------ DATA EXCERPTS ------

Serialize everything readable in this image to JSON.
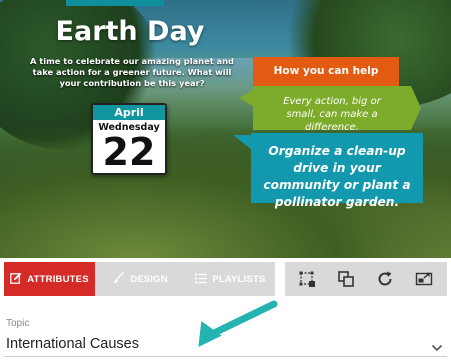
{
  "poster": {
    "title": "Earth Day",
    "tagline": "A time to celebrate our amazing planet and take action for a greener future. What will your contribution be this year?",
    "calendar": {
      "month": "April",
      "weekday": "Wednesday",
      "day": "22"
    },
    "callout_heading": "How you can help",
    "callout_subtext": "Every action, big or small, can make a difference.",
    "callout_action": "Organize a clean-up drive in your community or plant a pollinator garden.",
    "colors": {
      "orange": "#e35b13",
      "green": "#7dab2a",
      "teal": "#1399ad",
      "calendar_header": "#1196a0"
    }
  },
  "toolbar": {
    "tabs": [
      {
        "label": "ATTRIBUTES",
        "icon": "edit-icon",
        "active": true
      },
      {
        "label": "DESIGN",
        "icon": "brush-icon",
        "active": false
      },
      {
        "label": "PLAYLISTS",
        "icon": "list-icon",
        "active": false
      }
    ],
    "tools": [
      "crop-icon",
      "layers-icon",
      "refresh-icon",
      "external-link-icon"
    ],
    "accent": "#d52b27"
  },
  "topic": {
    "label": "Topic",
    "value": "International Causes",
    "arrow_color": "#23b3b1"
  }
}
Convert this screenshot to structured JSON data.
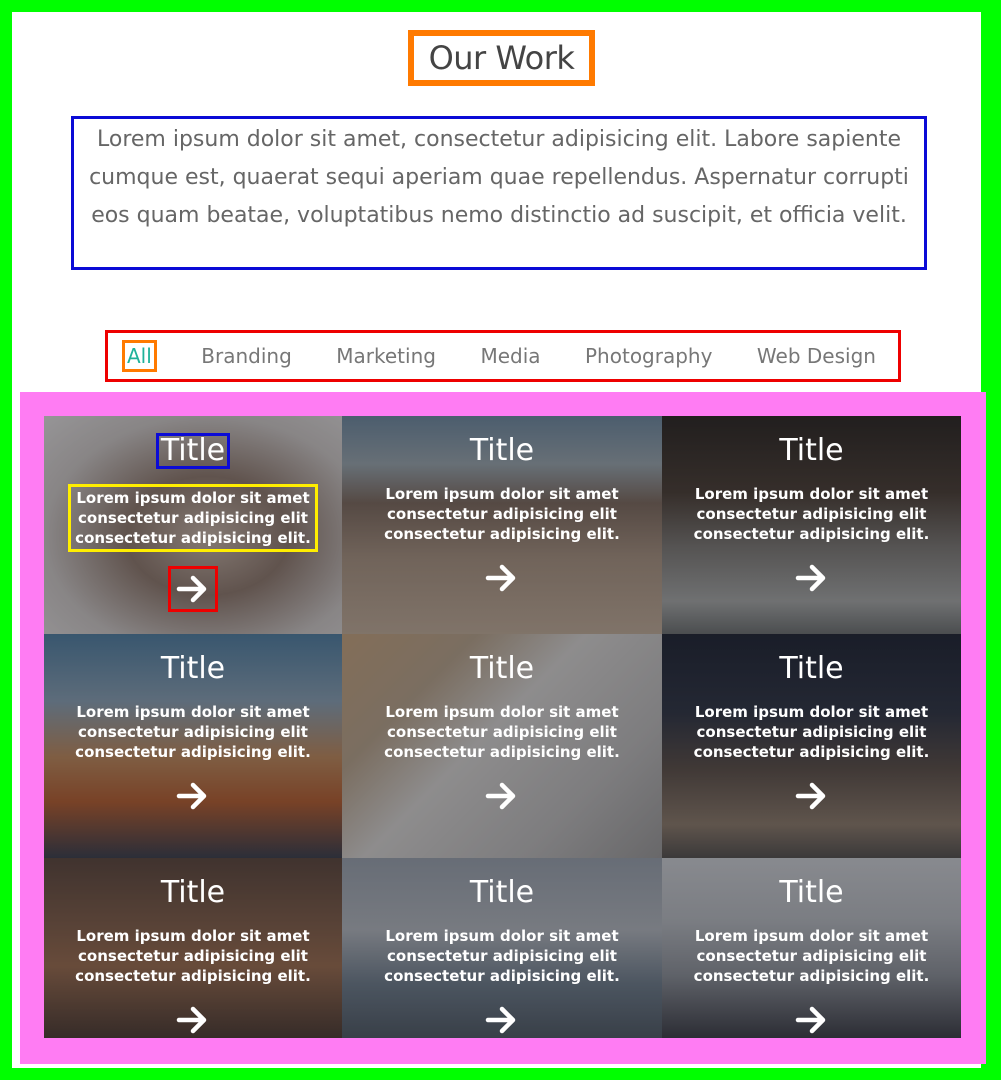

------

> _TASK TO COMPLETE_: Reproduce each entry precisely. Leave the pictures out.

> _THE SOLUTION_:
Serialize everything readable in this image to JSON.
{
  "poster": {
    "title": "Earth Day",
    "tagline": "A time to celebrate our amazing planet and take action for a greener future. What will your contribution be this year?",
    "calendar": {
      "month": "April",
      "weekday": "Wednesday",
      "day": "22"
    },
    "callout_heading": "How you can help",
    "callout_subtext": "Every action, big or small, can make a difference.",
    "callout_action": "Organize a clean-up drive in your community or plant a pollinator garden.",
    "colors": {
      "orange": "#e35b13",
      "green": "#7dab2a",
      "teal": "#1399ad",
      "calendar_header": "#1196a0"
    }
  },
  "toolbar": {
    "tabs": [
      {
        "label": "ATTRIBUTES",
        "icon": "edit-icon",
        "active": true
      },
      {
        "label": "DESIGN",
        "icon": "brush-icon",
        "active": false
      },
      {
        "label": "PLAYLISTS",
        "icon": "list-icon",
        "active": false
      }
    ],
    "tools": [
      "crop-icon",
      "layers-icon",
      "refresh-icon",
      "external-link-icon"
    ],
    "accent": "#d52b27"
  },
  "topic": {
    "label": "Topic",
    "value": "International Causes",
    "arrow_color": "#23b3b1"
  }
}
Convert this screenshot to structured JSON data.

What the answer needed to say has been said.